[Your objective] Count how many lines of the data include "관계없이". The answer is that number and nothing else.

[Material for this exercise]
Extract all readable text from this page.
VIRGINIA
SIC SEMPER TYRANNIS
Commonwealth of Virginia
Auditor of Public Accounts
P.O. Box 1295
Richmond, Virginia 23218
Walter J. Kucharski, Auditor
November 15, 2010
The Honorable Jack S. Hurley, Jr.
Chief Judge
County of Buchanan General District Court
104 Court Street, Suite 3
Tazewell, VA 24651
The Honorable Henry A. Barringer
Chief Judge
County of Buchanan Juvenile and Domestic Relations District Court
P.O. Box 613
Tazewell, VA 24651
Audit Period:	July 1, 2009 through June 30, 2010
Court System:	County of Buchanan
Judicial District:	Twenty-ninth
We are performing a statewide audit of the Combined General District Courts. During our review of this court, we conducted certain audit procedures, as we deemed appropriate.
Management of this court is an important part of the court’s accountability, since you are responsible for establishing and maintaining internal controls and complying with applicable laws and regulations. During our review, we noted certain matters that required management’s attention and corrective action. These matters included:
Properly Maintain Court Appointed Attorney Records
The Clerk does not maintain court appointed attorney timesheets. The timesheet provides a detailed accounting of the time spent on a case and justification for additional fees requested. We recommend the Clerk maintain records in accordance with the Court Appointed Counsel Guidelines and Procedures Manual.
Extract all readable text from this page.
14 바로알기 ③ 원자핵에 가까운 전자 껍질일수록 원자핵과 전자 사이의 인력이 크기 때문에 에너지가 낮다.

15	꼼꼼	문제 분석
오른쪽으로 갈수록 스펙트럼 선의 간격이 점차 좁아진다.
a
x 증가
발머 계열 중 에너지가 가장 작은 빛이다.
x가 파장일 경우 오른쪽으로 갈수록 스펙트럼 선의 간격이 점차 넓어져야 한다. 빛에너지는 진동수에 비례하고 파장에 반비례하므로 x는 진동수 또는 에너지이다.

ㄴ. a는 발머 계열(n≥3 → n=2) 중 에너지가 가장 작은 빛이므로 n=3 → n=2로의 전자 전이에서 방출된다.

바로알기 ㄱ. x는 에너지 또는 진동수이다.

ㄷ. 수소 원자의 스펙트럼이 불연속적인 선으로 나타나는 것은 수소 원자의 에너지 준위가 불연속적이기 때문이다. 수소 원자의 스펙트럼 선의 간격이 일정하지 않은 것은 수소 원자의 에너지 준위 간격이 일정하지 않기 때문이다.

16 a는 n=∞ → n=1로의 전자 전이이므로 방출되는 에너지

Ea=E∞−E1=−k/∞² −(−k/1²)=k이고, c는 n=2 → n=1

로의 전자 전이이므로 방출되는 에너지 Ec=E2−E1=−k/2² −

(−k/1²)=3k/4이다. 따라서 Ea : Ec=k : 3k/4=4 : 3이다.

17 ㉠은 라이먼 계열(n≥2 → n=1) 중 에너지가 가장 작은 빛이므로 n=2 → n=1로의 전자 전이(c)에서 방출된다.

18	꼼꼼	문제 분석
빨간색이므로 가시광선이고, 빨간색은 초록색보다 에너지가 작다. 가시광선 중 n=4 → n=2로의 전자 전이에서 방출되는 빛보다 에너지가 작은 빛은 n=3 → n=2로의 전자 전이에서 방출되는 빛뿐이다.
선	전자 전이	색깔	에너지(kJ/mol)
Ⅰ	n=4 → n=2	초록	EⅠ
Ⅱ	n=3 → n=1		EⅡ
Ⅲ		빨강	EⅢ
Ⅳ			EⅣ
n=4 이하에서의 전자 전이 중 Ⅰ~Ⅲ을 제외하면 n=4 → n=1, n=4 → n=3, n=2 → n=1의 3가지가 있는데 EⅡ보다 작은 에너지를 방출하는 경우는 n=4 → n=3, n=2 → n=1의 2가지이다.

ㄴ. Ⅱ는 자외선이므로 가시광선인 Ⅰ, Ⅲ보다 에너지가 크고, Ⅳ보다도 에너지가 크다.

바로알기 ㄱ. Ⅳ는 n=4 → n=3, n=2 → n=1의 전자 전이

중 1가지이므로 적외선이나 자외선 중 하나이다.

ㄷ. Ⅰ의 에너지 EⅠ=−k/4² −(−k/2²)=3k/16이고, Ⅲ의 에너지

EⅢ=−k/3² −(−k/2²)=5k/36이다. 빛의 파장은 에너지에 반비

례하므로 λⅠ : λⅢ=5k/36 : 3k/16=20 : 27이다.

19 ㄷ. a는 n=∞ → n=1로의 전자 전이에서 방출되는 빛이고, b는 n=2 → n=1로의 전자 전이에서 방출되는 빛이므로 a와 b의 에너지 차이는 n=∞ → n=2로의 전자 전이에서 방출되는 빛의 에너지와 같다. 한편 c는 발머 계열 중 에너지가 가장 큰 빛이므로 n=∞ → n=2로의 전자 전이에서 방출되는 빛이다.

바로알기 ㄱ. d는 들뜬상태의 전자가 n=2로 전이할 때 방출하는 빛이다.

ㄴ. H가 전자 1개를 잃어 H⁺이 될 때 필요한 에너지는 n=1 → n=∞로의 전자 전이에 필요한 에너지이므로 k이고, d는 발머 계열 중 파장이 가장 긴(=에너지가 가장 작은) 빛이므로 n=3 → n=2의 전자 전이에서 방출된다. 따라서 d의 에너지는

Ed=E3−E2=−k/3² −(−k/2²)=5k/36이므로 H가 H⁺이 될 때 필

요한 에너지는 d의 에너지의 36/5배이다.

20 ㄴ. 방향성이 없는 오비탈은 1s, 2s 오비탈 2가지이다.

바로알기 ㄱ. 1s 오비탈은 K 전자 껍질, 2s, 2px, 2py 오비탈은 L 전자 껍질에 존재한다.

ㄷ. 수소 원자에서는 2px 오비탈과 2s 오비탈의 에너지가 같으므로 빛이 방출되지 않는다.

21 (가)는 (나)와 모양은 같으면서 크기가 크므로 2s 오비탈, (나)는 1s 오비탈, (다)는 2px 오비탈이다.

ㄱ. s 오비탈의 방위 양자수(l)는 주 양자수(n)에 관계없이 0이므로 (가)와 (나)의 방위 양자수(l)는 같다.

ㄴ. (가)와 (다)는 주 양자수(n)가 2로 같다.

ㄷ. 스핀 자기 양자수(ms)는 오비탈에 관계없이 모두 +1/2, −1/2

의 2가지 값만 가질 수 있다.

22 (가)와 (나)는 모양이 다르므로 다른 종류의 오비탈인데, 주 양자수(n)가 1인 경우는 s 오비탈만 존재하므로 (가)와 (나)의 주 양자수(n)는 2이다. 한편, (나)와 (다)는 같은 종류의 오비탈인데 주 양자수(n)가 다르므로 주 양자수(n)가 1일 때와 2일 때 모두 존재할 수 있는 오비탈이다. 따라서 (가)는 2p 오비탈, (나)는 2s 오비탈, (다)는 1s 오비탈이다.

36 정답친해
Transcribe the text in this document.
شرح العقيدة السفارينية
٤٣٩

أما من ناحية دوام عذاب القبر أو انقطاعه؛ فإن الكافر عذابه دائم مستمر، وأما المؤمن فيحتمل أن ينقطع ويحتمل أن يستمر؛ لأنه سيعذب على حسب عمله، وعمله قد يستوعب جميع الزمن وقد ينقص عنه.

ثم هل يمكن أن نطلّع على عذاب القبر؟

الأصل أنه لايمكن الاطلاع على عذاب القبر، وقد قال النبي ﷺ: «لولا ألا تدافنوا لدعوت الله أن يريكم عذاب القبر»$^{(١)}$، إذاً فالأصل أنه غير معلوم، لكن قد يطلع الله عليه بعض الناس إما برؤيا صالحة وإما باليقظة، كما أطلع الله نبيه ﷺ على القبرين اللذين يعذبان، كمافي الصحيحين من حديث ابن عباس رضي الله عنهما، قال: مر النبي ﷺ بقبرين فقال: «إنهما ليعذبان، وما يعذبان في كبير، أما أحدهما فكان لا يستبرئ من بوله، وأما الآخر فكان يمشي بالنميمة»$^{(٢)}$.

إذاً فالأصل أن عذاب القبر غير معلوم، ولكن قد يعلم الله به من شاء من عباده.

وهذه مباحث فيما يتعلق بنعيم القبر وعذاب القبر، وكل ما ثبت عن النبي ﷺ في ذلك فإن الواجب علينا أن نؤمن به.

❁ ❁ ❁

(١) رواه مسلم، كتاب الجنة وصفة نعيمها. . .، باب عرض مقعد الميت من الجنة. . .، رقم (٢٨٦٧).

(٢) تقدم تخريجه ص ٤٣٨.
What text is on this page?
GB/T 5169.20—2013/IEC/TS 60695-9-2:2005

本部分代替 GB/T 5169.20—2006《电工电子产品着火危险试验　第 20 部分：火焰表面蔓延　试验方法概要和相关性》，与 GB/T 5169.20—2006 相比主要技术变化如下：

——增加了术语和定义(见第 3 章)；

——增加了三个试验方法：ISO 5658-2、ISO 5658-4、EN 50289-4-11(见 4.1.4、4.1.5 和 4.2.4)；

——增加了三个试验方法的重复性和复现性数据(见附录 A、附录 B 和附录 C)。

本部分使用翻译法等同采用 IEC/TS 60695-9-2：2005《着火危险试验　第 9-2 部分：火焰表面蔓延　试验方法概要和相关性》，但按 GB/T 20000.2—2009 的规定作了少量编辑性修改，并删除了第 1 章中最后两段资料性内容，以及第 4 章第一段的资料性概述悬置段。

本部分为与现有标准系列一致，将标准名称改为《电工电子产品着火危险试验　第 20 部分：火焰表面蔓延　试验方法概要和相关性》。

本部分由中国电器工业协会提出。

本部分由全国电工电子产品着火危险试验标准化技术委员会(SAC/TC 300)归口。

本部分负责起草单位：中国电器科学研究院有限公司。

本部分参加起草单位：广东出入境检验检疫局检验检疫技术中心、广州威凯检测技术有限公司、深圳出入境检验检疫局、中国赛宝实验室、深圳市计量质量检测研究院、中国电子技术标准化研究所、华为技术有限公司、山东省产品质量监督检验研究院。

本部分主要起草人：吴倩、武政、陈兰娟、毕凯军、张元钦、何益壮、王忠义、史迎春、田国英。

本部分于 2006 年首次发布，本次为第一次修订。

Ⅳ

[Finished exercise] 2